- _Work to do_: Every line holding the string "военной" should be gathered.

- _The records_:
:::::
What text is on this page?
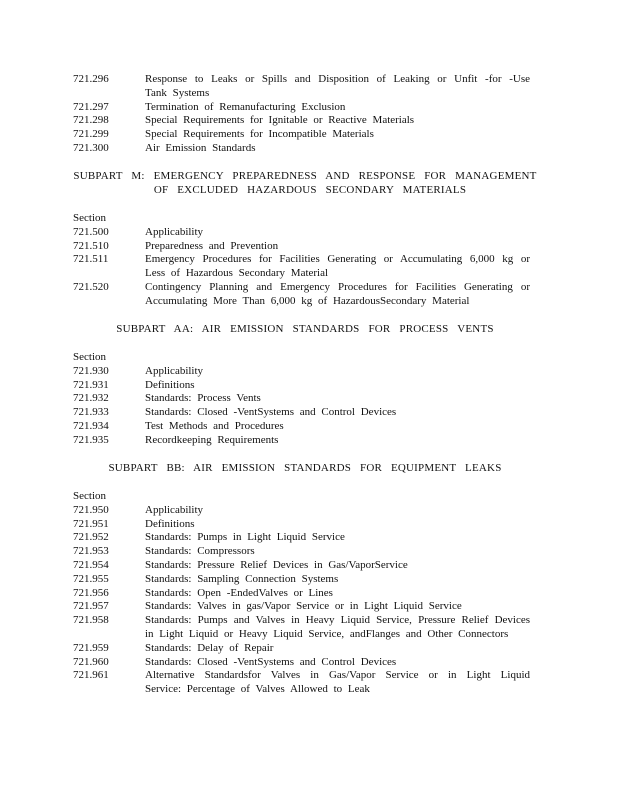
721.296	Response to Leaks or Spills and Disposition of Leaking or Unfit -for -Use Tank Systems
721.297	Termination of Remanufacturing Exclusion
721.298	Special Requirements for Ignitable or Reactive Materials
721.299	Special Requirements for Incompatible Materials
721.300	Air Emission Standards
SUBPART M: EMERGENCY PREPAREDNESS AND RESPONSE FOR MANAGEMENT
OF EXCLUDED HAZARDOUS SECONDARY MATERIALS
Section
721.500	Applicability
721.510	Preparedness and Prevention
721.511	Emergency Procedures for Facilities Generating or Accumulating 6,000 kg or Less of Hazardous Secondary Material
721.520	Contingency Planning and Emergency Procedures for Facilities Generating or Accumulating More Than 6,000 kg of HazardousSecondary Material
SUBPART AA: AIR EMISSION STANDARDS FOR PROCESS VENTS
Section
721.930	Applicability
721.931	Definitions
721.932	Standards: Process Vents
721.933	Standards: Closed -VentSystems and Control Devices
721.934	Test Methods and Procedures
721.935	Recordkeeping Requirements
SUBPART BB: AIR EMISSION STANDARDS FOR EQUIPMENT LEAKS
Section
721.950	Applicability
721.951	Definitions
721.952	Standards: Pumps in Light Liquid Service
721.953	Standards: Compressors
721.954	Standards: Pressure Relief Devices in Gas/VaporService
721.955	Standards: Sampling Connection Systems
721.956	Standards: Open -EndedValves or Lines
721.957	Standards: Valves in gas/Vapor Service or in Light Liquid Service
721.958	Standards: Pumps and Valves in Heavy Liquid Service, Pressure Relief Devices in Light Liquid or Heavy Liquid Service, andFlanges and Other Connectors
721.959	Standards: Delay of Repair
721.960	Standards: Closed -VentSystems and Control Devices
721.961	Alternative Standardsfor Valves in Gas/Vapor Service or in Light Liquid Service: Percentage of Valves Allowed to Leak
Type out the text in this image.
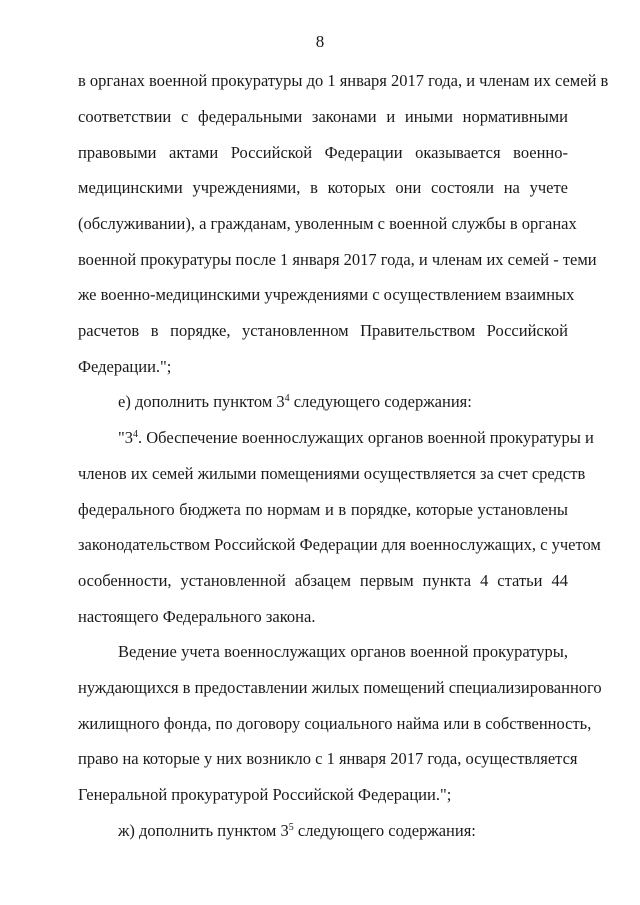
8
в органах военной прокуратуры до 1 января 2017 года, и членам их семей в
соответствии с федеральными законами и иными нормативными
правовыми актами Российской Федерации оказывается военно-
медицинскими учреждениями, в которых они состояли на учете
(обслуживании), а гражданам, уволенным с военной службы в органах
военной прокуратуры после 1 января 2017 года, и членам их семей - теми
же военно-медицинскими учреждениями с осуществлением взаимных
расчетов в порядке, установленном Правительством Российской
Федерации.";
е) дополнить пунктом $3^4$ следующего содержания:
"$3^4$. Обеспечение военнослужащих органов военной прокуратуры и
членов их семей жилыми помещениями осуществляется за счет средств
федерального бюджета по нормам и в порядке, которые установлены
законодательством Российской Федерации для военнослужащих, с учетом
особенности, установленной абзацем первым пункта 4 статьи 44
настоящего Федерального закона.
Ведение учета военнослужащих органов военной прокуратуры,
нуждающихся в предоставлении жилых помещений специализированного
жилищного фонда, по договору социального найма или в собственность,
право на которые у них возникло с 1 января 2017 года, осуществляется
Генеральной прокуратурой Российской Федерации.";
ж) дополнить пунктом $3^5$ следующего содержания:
:::::
- _Task solution_:
в органах военной прокуратуры до 1 января 2017 года, и членам их семей в
(обслуживании), а гражданам, уволенным с военной службы в органах
военной прокуратуры после 1 января 2017 года, и членам их семей - теми
"$3^4$. Обеспечение военнослужащих органов военной прокуратуры и
Ведение учета военнослужащих органов военной прокуратуры,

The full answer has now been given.